- **WORK TO DO**
Pictures in the data below are not part of the copy; transcribe everything else exactly.

- **STORED RECORDS**
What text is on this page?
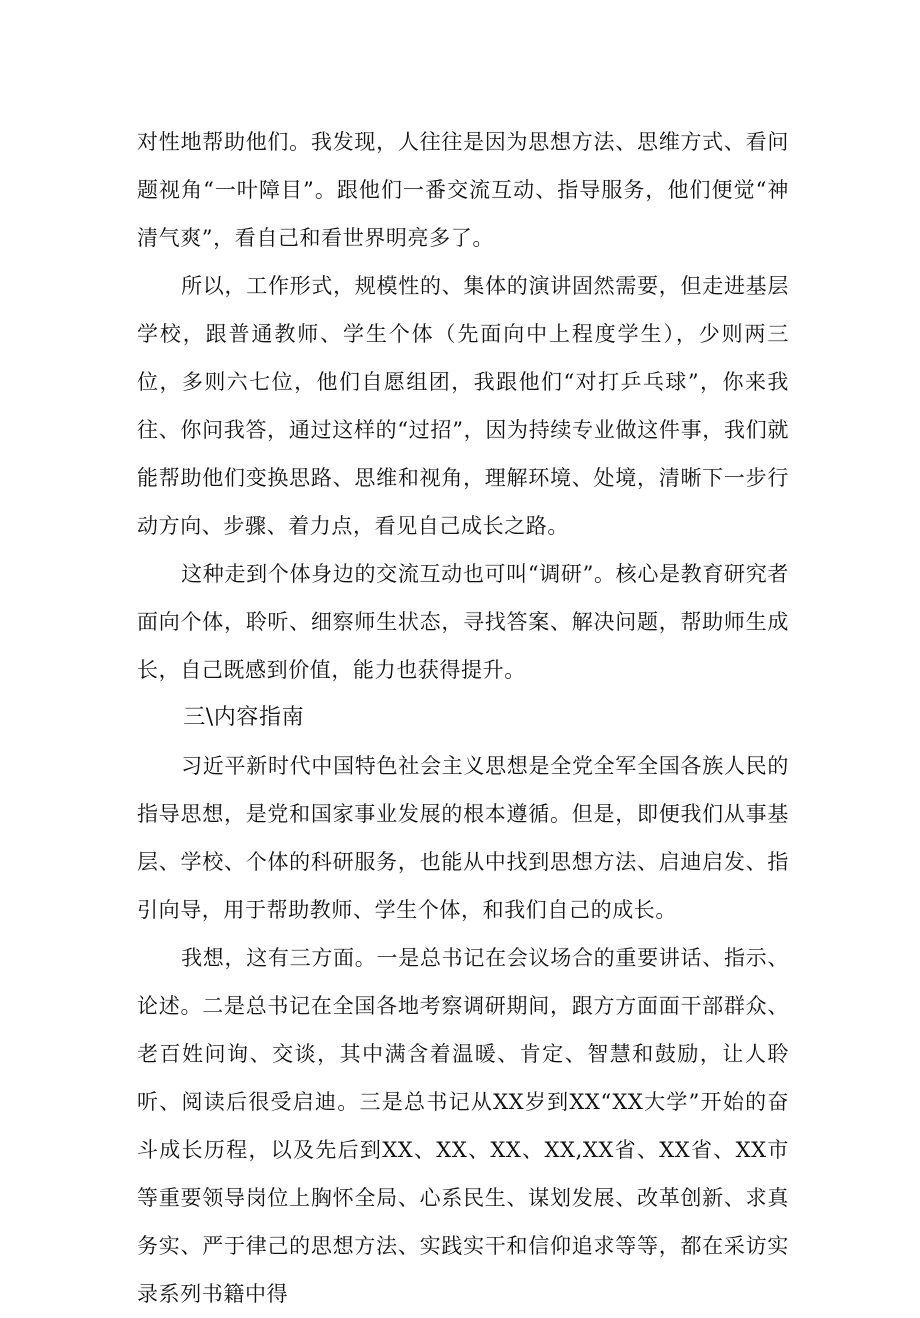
对性地帮助他们。我发现，人往往是因为思想方法、思维方式、看问题视角“一叶障目”。跟他们一番交流互动、指导服务，他们便觉“神清气爽”，看自己和看世界明亮多了。

所以，工作形式，规模性的、集体的演讲固然需要，但走进基层学校，跟普通教师、学生个体（先面向中上程度学生），少则两三位，多则六七位，他们自愿组团，我跟他们“对打乒乓球”，你来我往、你问我答，通过这样的“过招”，因为持续专业做这件事，我们就能帮助他们变换思路、思维和视角，理解环境、处境，清晰下一步行动方向、步骤、着力点，看见自己成长之路。

这种走到个体身边的交流互动也可叫“调研”。核心是教育研究者面向个体，聆听、细察师生状态，寻找答案、解决问题，帮助师生成长，自己既感到价值，能力也获得提升。

三\内容指南

习近平新时代中国特色社会主义思想是全党全军全国各族人民的指导思想，是党和国家事业发展的根本遵循。但是，即便我们从事基层、学校、个体的科研服务，也能从中找到思想方法、启迪启发、指引向导，用于帮助教师、学生个体，和我们自己的成长。

我想，这有三方面。一是总书记在会议场合的重要讲话、指示、论述。二是总书记在全国各地考察调研期间，跟方方面面干部群众、老百姓问询、交谈，其中满含着温暖、肯定、智慧和鼓励，让人聆听、阅读后很受启迪。三是总书记从XX岁到XX“XX大学”开始的奋斗成长历程，以及先后到XX、XX、XX、XX,XX省、XX省、XX市等重要领导岗位上胸怀全局、心系民生、谋划发展、改革创新、求真务实、严于律己的思想方法、实践实干和信仰追求等等，都在采访实录系列书籍中得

- **RESPONSE TO THIS TASK**
What text is on this page?
对性地帮助他们。我发现，人往往是因为思想方法、思维方式、看问题视角“一叶障目”。跟他们一番交流互动、指导服务，他们便觉“神清气爽”，看自己和看世界明亮多了。

所以，工作形式，规模性的、集体的演讲固然需要，但走进基层学校，跟普通教师、学生个体（先面向中上程度学生），少则两三位，多则六七位，他们自愿组团，我跟他们“对打乒乓球”，你来我往、你问我答，通过这样的“过招”，因为持续专业做这件事，我们就能帮助他们变换思路、思维和视角，理解环境、处境，清晰下一步行动方向、步骤、着力点，看见自己成长之路。

这种走到个体身边的交流互动也可叫“调研”。核心是教育研究者面向个体，聆听、细察师生状态，寻找答案、解决问题，帮助师生成长，自己既感到价值，能力也获得提升。

三\内容指南

习近平新时代中国特色社会主义思想是全党全军全国各族人民的指导思想，是党和国家事业发展的根本遵循。但是，即便我们从事基层、学校、个体的科研服务，也能从中找到思想方法、启迪启发、指引向导，用于帮助教师、学生个体，和我们自己的成长。

我想，这有三方面。一是总书记在会议场合的重要讲话、指示、论述。二是总书记在全国各地考察调研期间，跟方方面面干部群众、老百姓问询、交谈，其中满含着温暖、肯定、智慧和鼓励，让人聆听、阅读后很受启迪。三是总书记从XX岁到XX“XX大学”开始的奋斗成长历程，以及先后到XX、XX、XX、XX,XX省、XX省、XX市等重要领导岗位上胸怀全局、心系民生、谋划发展、改革创新、求真务实、严于律己的思想方法、实践实干和信仰追求等等，都在采访实录系列书籍中得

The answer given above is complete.